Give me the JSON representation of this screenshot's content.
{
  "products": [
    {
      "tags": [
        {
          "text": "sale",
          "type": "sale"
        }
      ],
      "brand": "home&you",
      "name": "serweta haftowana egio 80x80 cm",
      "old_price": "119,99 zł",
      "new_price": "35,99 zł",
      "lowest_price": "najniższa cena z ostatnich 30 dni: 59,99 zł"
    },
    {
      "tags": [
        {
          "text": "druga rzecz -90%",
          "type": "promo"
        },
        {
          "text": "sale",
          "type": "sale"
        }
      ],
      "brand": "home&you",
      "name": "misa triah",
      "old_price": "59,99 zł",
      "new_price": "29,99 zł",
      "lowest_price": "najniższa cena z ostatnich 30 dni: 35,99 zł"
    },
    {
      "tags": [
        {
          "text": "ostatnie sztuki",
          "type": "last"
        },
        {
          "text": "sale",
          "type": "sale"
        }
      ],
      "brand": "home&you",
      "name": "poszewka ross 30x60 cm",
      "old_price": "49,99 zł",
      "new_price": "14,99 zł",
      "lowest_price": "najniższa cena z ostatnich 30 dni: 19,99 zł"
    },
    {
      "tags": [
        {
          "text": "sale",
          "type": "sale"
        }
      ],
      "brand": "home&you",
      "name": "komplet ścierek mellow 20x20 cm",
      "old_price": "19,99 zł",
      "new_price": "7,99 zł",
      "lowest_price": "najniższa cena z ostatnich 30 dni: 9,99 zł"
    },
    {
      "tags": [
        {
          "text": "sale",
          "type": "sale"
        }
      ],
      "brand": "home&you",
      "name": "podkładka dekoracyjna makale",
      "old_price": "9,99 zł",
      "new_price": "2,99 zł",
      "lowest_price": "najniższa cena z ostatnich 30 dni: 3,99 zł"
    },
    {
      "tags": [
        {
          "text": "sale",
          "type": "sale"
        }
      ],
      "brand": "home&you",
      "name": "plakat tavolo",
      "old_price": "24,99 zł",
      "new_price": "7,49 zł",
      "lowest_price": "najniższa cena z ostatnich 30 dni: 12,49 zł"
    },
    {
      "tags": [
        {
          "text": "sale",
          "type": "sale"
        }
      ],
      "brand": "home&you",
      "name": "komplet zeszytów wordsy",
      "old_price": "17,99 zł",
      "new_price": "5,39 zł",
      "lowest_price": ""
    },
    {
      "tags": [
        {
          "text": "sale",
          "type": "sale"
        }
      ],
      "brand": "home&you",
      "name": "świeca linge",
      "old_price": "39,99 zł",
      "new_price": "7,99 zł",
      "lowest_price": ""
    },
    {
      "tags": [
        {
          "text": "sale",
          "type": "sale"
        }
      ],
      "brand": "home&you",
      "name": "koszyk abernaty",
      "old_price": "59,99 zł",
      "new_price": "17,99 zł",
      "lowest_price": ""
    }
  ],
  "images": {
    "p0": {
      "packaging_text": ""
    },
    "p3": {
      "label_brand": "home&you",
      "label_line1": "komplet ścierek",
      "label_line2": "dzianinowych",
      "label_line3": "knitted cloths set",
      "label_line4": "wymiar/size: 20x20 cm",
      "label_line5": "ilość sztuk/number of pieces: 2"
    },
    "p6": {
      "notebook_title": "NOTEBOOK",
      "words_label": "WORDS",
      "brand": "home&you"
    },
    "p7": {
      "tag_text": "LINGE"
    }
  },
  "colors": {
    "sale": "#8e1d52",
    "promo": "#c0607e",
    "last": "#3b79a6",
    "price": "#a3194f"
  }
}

# # # #

TASK INSTRUCTIONS: Scan the listing above for the word "cena" and copy every line that holds it.

RIGHT ANSWER:
      "lowest_price": "najniższa cena z ostatnich 30 dni: 59,99 zł"
      "lowest_price": "najniższa cena z ostatnich 30 dni: 35,99 zł"
      "lowest_price": "najniższa cena z ostatnich 30 dni: 19,99 zł"
      "lowest_price": "najniższa cena z ostatnich 30 dni: 9,99 zł"
      "lowest_price": "najniższa cena z ostatnich 30 dni: 3,99 zł"
      "lowest_price": "najniższa cena z ostatnich 30 dni: 12,49 zł"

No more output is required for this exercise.